§ WHAT IS ASKED:
Work through the data below and give the number of lines holding "title", nothing more.

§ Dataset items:
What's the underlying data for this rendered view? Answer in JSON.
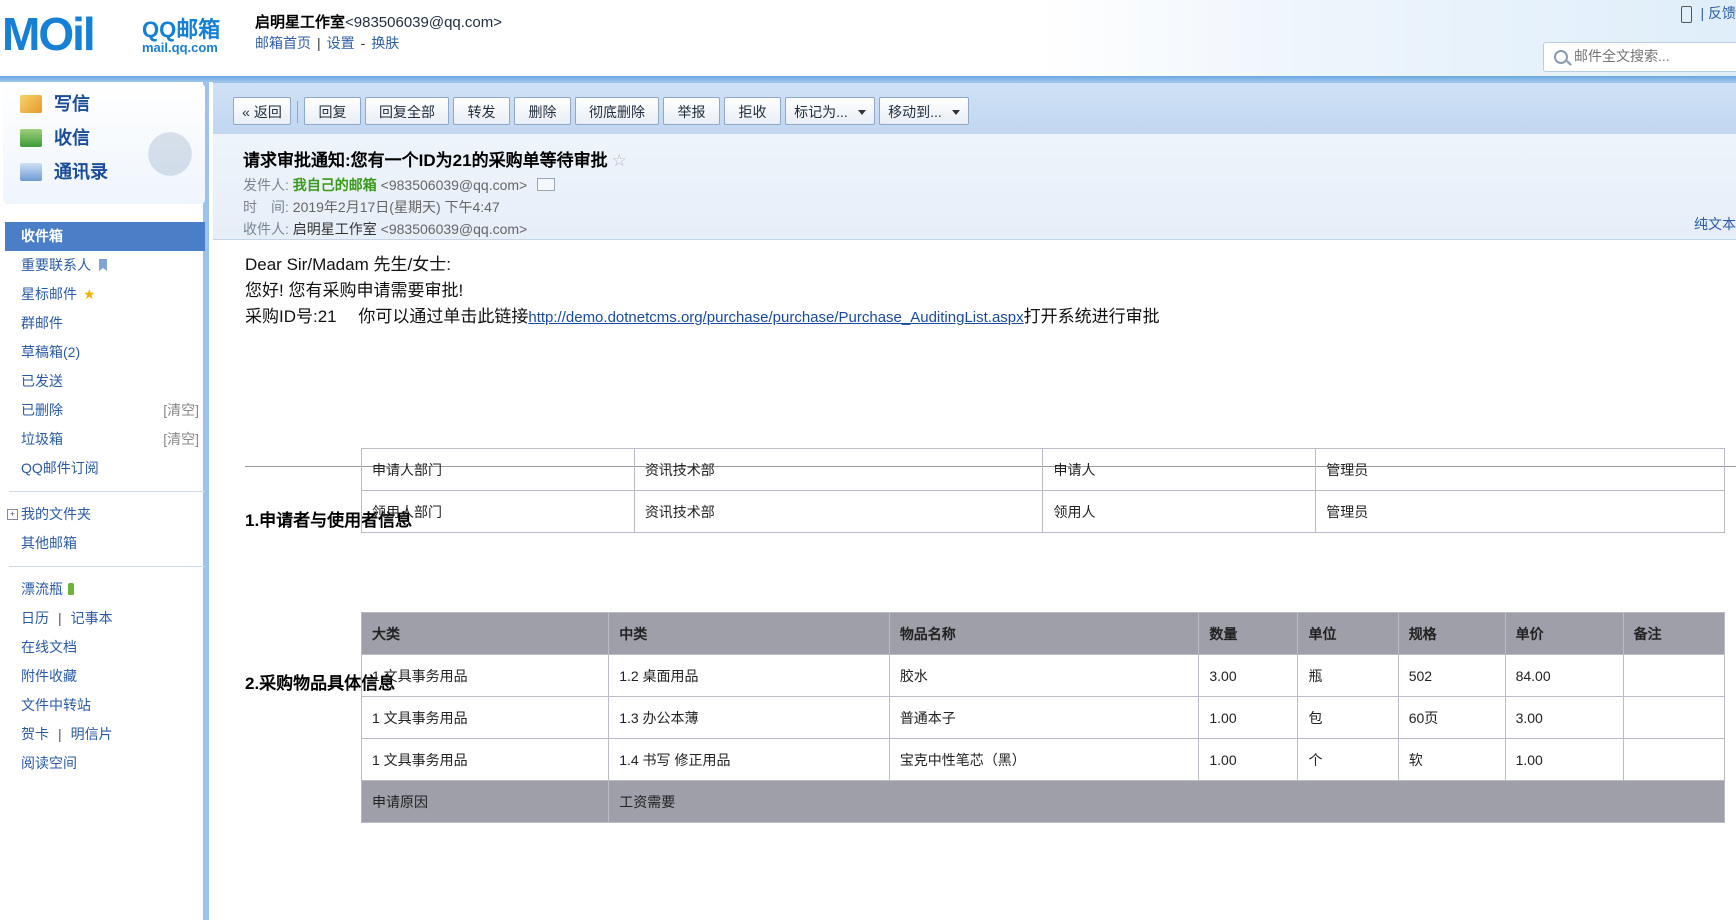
{
  "header": {
    "logo_text_mail": "MOil",
    "logo_qq": "QQ邮箱",
    "logo_url": "mail.qq.com",
    "user_name": "启明星工作室",
    "user_email": "<983506039@qq.com>",
    "links": [
      "邮箱首页",
      "设置",
      "换肤"
    ],
    "right_links": "| 反馈",
    "search_placeholder": "邮件全文搜索..."
  },
  "sidebar": {
    "quick": [
      "写信",
      "收信",
      "通讯录"
    ],
    "nav": [
      "收件箱",
      "重要联系人",
      "星标邮件",
      "群邮件",
      "草稿箱(2)",
      "已发送",
      "已删除",
      "垃圾箱",
      "QQ邮件订阅"
    ],
    "clear_label": "[清空]",
    "folders": [
      "我的文件夹",
      "其他邮箱"
    ],
    "apps": {
      "bottle": "漂流瓶",
      "calendar": "日历",
      "notebook": "记事本",
      "docs": "在线文档",
      "attachments": "附件收藏",
      "transfer": "文件中转站",
      "card": "贺卡",
      "postcard": "明信片",
      "reading": "阅读空间"
    }
  },
  "toolbar": {
    "back": "« 返回",
    "buttons": [
      "回复",
      "回复全部",
      "转发",
      "删除",
      "彻底删除",
      "举报",
      "拒收"
    ],
    "mark_as": "标记为...",
    "move_to": "移动到..."
  },
  "mail": {
    "subject": "请求审批通知:您有一个ID为21的采购单等待审批",
    "from_label": "发件人:",
    "from_name": "我自己的邮箱",
    "from_email": "<983506039@qq.com>",
    "time_label": "时　间:",
    "time": "2019年2月17日(星期天) 下午4:47",
    "to_label": "收件人:",
    "to_name": "启明星工作室",
    "to_email": "<983506039@qq.com>",
    "plain_text": "纯文本"
  },
  "body": {
    "greeting": "Dear Sir/Madam 先生/女士:",
    "line2": "您好! 您有采购申请需要审批!",
    "line3_prefix": "采购ID号:21　 你可以通过单击此链接",
    "link": "http://demo.dotnetcms.org/purchase/purchase/Purchase_AuditingList.aspx",
    "line3_suffix": "打开系统进行审批"
  },
  "section1": {
    "title": "1.申请者与使用者信息",
    "rows": [
      [
        "申请人部门",
        "资讯技术部",
        "申请人",
        "管理员"
      ],
      [
        "领用人部门",
        "资讯技术部",
        "领用人",
        "管理员"
      ]
    ]
  },
  "section2": {
    "title": "2.采购物品具体信息",
    "headers": [
      "大类",
      "中类",
      "物品名称",
      "数量",
      "单位",
      "规格",
      "单价",
      "备注"
    ],
    "rows": [
      [
        "1 文具事务用品",
        "1.2 桌面用品",
        "胶水",
        "3.00",
        "瓶",
        "502",
        "84.00",
        ""
      ],
      [
        "1 文具事务用品",
        "1.3 办公本薄",
        "普通本子",
        "1.00",
        "包",
        "60页",
        "3.00",
        ""
      ],
      [
        "1 文具事务用品",
        "1.4 书写 修正用品",
        "宝克中性笔芯（黑）",
        "1.00",
        "个",
        "软",
        "1.00",
        ""
      ]
    ],
    "reason_label": "申请原因",
    "reason": "工资需要"
  }
}
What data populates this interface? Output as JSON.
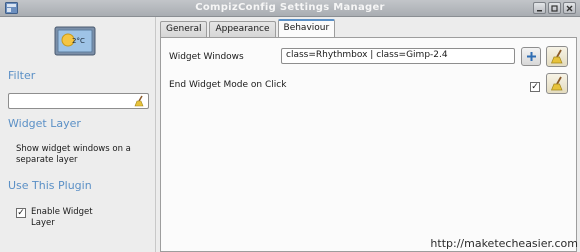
{
  "window": {
    "title": "CompizConfig Settings Manager"
  },
  "sidebar": {
    "plugin_icon_text": "2°C",
    "filter_heading": "Filter",
    "filter_value": "",
    "widget_layer_heading": "Widget Layer",
    "description": "Show widget windows on a separate layer",
    "use_plugin_heading": "Use This Plugin",
    "enable_label": "Enable Widget Layer",
    "enable_checked": "✓"
  },
  "tabs": [
    {
      "label": "General"
    },
    {
      "label": "Appearance"
    },
    {
      "label": "Behaviour"
    }
  ],
  "settings": {
    "widget_windows_label": "Widget Windows",
    "widget_windows_value": "class=Rhythmbox | class=Gimp-2.4",
    "end_widget_mode_label": "End Widget Mode on Click",
    "end_widget_mode_checked": "✓"
  },
  "watermark": "http://maketecheasier.com",
  "colors": {
    "accent": "#5b90c6",
    "background": "#ededed"
  },
  "icons": [
    "app-icon",
    "widget-plugin-icon",
    "broom-icon",
    "plus-icon",
    "minimize-icon",
    "maximize-icon",
    "close-icon"
  ]
}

§ RESULT OF THIS EXERCISE:
3